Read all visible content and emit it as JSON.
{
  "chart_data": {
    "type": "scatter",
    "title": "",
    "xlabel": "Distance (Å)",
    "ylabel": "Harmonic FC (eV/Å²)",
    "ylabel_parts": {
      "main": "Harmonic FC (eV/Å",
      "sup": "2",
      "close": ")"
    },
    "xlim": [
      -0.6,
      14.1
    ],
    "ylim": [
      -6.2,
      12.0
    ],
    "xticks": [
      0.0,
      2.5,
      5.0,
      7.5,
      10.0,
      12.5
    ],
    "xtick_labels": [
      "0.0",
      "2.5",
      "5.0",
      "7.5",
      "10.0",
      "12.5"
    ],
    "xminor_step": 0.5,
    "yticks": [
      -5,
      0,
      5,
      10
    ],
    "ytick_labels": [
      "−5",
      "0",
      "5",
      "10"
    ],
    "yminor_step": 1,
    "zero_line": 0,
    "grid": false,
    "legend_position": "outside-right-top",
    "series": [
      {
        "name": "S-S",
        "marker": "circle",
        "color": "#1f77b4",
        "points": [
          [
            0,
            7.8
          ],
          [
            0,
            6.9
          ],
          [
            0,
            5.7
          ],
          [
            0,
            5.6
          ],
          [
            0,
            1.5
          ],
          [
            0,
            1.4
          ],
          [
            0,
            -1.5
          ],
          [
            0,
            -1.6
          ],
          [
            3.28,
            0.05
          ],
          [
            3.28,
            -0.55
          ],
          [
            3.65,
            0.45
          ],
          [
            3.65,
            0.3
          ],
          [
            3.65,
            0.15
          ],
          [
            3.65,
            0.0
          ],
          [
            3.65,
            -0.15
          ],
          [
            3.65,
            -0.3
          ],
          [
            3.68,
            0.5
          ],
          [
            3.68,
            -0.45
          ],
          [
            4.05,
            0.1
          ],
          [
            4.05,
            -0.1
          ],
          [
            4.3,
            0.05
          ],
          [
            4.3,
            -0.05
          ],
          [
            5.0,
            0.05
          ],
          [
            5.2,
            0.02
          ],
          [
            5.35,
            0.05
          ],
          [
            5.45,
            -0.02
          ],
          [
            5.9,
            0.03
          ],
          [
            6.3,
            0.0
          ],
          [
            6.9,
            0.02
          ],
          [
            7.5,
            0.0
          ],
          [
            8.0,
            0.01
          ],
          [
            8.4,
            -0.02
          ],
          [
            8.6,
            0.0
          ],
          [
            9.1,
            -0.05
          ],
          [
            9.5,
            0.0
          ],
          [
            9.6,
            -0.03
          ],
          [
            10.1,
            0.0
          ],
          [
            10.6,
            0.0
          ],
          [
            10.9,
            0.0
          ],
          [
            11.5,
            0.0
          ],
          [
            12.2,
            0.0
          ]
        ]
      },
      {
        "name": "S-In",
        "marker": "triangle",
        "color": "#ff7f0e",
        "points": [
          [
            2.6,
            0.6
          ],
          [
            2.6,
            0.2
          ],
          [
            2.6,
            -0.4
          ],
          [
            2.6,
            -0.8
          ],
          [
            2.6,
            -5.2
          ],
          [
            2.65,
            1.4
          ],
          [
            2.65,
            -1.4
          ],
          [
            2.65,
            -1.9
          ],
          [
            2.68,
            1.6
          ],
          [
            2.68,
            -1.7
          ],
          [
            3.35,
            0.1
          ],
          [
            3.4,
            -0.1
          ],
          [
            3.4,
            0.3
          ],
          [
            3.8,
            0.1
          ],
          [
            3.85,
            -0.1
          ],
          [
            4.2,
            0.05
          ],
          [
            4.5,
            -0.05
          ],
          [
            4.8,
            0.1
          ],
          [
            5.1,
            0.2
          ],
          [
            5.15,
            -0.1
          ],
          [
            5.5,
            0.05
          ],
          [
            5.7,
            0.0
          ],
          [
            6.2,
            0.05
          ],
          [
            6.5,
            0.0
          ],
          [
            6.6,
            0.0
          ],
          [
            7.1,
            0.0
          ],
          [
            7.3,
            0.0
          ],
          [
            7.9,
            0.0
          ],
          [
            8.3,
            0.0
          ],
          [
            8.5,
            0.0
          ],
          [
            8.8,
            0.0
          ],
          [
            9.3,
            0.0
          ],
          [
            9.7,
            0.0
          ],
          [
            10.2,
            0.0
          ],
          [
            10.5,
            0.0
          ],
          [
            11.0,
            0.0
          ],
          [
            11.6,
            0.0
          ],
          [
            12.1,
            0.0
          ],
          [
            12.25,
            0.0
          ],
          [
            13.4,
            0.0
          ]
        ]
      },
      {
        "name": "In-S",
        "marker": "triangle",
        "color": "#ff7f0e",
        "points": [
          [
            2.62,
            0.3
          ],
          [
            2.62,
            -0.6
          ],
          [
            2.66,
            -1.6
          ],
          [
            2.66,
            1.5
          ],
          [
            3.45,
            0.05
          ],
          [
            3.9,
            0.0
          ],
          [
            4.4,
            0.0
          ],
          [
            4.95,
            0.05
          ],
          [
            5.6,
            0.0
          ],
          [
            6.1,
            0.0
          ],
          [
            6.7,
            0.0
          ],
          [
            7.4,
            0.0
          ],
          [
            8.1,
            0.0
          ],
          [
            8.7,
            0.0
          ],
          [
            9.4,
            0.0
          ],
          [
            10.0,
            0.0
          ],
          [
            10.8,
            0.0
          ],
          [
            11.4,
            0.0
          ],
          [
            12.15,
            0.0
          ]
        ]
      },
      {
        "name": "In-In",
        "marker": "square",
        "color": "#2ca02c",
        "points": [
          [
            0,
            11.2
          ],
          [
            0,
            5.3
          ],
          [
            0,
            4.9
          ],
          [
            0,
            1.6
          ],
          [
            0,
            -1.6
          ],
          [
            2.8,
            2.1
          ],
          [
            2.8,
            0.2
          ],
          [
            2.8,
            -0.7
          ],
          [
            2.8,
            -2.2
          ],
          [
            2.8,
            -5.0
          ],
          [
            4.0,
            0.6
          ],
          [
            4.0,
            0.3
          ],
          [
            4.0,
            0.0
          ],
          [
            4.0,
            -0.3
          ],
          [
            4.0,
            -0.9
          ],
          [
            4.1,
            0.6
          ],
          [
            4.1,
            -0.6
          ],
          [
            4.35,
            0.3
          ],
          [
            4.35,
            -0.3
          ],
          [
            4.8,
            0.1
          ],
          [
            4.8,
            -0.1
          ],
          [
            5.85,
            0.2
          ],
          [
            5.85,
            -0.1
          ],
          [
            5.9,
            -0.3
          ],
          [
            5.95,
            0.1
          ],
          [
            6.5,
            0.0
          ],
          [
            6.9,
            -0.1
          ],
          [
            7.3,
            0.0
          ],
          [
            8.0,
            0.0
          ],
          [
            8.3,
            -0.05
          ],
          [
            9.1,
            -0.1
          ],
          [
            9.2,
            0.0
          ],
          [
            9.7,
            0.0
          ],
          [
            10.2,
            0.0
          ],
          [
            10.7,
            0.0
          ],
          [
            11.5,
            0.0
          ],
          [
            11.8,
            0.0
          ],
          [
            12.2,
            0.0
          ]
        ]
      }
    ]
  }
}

○ ○ ○

> **Written problem**
Take the data above and return it exactly.

> **Task response**
Read all visible content and emit it as JSON.
{
  "chart_data": {
    "type": "scatter",
    "title": "",
    "xlabel": "Distance (Å)",
    "ylabel": "Harmonic FC (eV/Å²)",
    "ylabel_parts": {
      "main": "Harmonic FC (eV/Å",
      "sup": "2",
      "close": ")"
    },
    "xlim": [
      -0.6,
      14.1
    ],
    "ylim": [
      -6.2,
      12.0
    ],
    "xticks": [
      0.0,
      2.5,
      5.0,
      7.5,
      10.0,
      12.5
    ],
    "xtick_labels": [
      "0.0",
      "2.5",
      "5.0",
      "7.5",
      "10.0",
      "12.5"
    ],
    "xminor_step": 0.5,
    "yticks": [
      -5,
      0,
      5,
      10
    ],
    "ytick_labels": [
      "−5",
      "0",
      "5",
      "10"
    ],
    "yminor_step": 1,
    "zero_line": 0,
    "grid": false,
    "legend_position": "outside-right-top",
    "series": [
      {
        "name": "S-S",
        "marker": "circle",
        "color": "#1f77b4",
        "points": [
          [
            0,
            7.8
          ],
          [
            0,
            6.9
          ],
          [
            0,
            5.7
          ],
          [
            0,
            5.6
          ],
          [
            0,
            1.5
          ],
          [
            0,
            1.4
          ],
          [
            0,
            -1.5
          ],
          [
            0,
            -1.6
          ],
          [
            3.28,
            0.05
          ],
          [
            3.28,
            -0.55
          ],
          [
            3.65,
            0.45
          ],
          [
            3.65,
            0.3
          ],
          [
            3.65,
            0.15
          ],
          [
            3.65,
            0.0
          ],
          [
            3.65,
            -0.15
          ],
          [
            3.65,
            -0.3
          ],
          [
            3.68,
            0.5
          ],
          [
            3.68,
            -0.45
          ],
          [
            4.05,
            0.1
          ],
          [
            4.05,
            -0.1
          ],
          [
            4.3,
            0.05
          ],
          [
            4.3,
            -0.05
          ],
          [
            5.0,
            0.05
          ],
          [
            5.2,
            0.02
          ],
          [
            5.35,
            0.05
          ],
          [
            5.45,
            -0.02
          ],
          [
            5.9,
            0.03
          ],
          [
            6.3,
            0.0
          ],
          [
            6.9,
            0.02
          ],
          [
            7.5,
            0.0
          ],
          [
            8.0,
            0.01
          ],
          [
            8.4,
            -0.02
          ],
          [
            8.6,
            0.0
          ],
          [
            9.1,
            -0.05
          ],
          [
            9.5,
            0.0
          ],
          [
            9.6,
            -0.03
          ],
          [
            10.1,
            0.0
          ],
          [
            10.6,
            0.0
          ],
          [
            10.9,
            0.0
          ],
          [
            11.5,
            0.0
          ],
          [
            12.2,
            0.0
          ]
        ]
      },
      {
        "name": "S-In",
        "marker": "triangle",
        "color": "#ff7f0e",
        "points": [
          [
            2.6,
            0.6
          ],
          [
            2.6,
            0.2
          ],
          [
            2.6,
            -0.4
          ],
          [
            2.6,
            -0.8
          ],
          [
            2.6,
            -5.2
          ],
          [
            2.65,
            1.4
          ],
          [
            2.65,
            -1.4
          ],
          [
            2.65,
            -1.9
          ],
          [
            2.68,
            1.6
          ],
          [
            2.68,
            -1.7
          ],
          [
            3.35,
            0.1
          ],
          [
            3.4,
            -0.1
          ],
          [
            3.4,
            0.3
          ],
          [
            3.8,
            0.1
          ],
          [
            3.85,
            -0.1
          ],
          [
            4.2,
            0.05
          ],
          [
            4.5,
            -0.05
          ],
          [
            4.8,
            0.1
          ],
          [
            5.1,
            0.2
          ],
          [
            5.15,
            -0.1
          ],
          [
            5.5,
            0.05
          ],
          [
            5.7,
            0.0
          ],
          [
            6.2,
            0.05
          ],
          [
            6.5,
            0.0
          ],
          [
            6.6,
            0.0
          ],
          [
            7.1,
            0.0
          ],
          [
            7.3,
            0.0
          ],
          [
            7.9,
            0.0
          ],
          [
            8.3,
            0.0
          ],
          [
            8.5,
            0.0
          ],
          [
            8.8,
            0.0
          ],
          [
            9.3,
            0.0
          ],
          [
            9.7,
            0.0
          ],
          [
            10.2,
            0.0
          ],
          [
            10.5,
            0.0
          ],
          [
            11.0,
            0.0
          ],
          [
            11.6,
            0.0
          ],
          [
            12.1,
            0.0
          ],
          [
            12.25,
            0.0
          ],
          [
            13.4,
            0.0
          ]
        ]
      },
      {
        "name": "In-S",
        "marker": "triangle",
        "color": "#ff7f0e",
        "points": [
          [
            2.62,
            0.3
          ],
          [
            2.62,
            -0.6
          ],
          [
            2.66,
            -1.6
          ],
          [
            2.66,
            1.5
          ],
          [
            3.45,
            0.05
          ],
          [
            3.9,
            0.0
          ],
          [
            4.4,
            0.0
          ],
          [
            4.95,
            0.05
          ],
          [
            5.6,
            0.0
          ],
          [
            6.1,
            0.0
          ],
          [
            6.7,
            0.0
          ],
          [
            7.4,
            0.0
          ],
          [
            8.1,
            0.0
          ],
          [
            8.7,
            0.0
          ],
          [
            9.4,
            0.0
          ],
          [
            10.0,
            0.0
          ],
          [
            10.8,
            0.0
          ],
          [
            11.4,
            0.0
          ],
          [
            12.15,
            0.0
          ]
        ]
      },
      {
        "name": "In-In",
        "marker": "square",
        "color": "#2ca02c",
        "points": [
          [
            0,
            11.2
          ],
          [
            0,
            5.3
          ],
          [
            0,
            4.9
          ],
          [
            0,
            1.6
          ],
          [
            0,
            -1.6
          ],
          [
            2.8,
            2.1
          ],
          [
            2.8,
            0.2
          ],
          [
            2.8,
            -0.7
          ],
          [
            2.8,
            -2.2
          ],
          [
            2.8,
            -5.0
          ],
          [
            4.0,
            0.6
          ],
          [
            4.0,
            0.3
          ],
          [
            4.0,
            0.0
          ],
          [
            4.0,
            -0.3
          ],
          [
            4.0,
            -0.9
          ],
          [
            4.1,
            0.6
          ],
          [
            4.1,
            -0.6
          ],
          [
            4.35,
            0.3
          ],
          [
            4.35,
            -0.3
          ],
          [
            4.8,
            0.1
          ],
          [
            4.8,
            -0.1
          ],
          [
            5.85,
            0.2
          ],
          [
            5.85,
            -0.1
          ],
          [
            5.9,
            -0.3
          ],
          [
            5.95,
            0.1
          ],
          [
            6.5,
            0.0
          ],
          [
            6.9,
            -0.1
          ],
          [
            7.3,
            0.0
          ],
          [
            8.0,
            0.0
          ],
          [
            8.3,
            -0.05
          ],
          [
            9.1,
            -0.1
          ],
          [
            9.2,
            0.0
          ],
          [
            9.7,
            0.0
          ],
          [
            10.2,
            0.0
          ],
          [
            10.7,
            0.0
          ],
          [
            11.5,
            0.0
          ],
          [
            11.8,
            0.0
          ],
          [
            12.2,
            0.0
          ]
        ]
      }
    ]
  }
}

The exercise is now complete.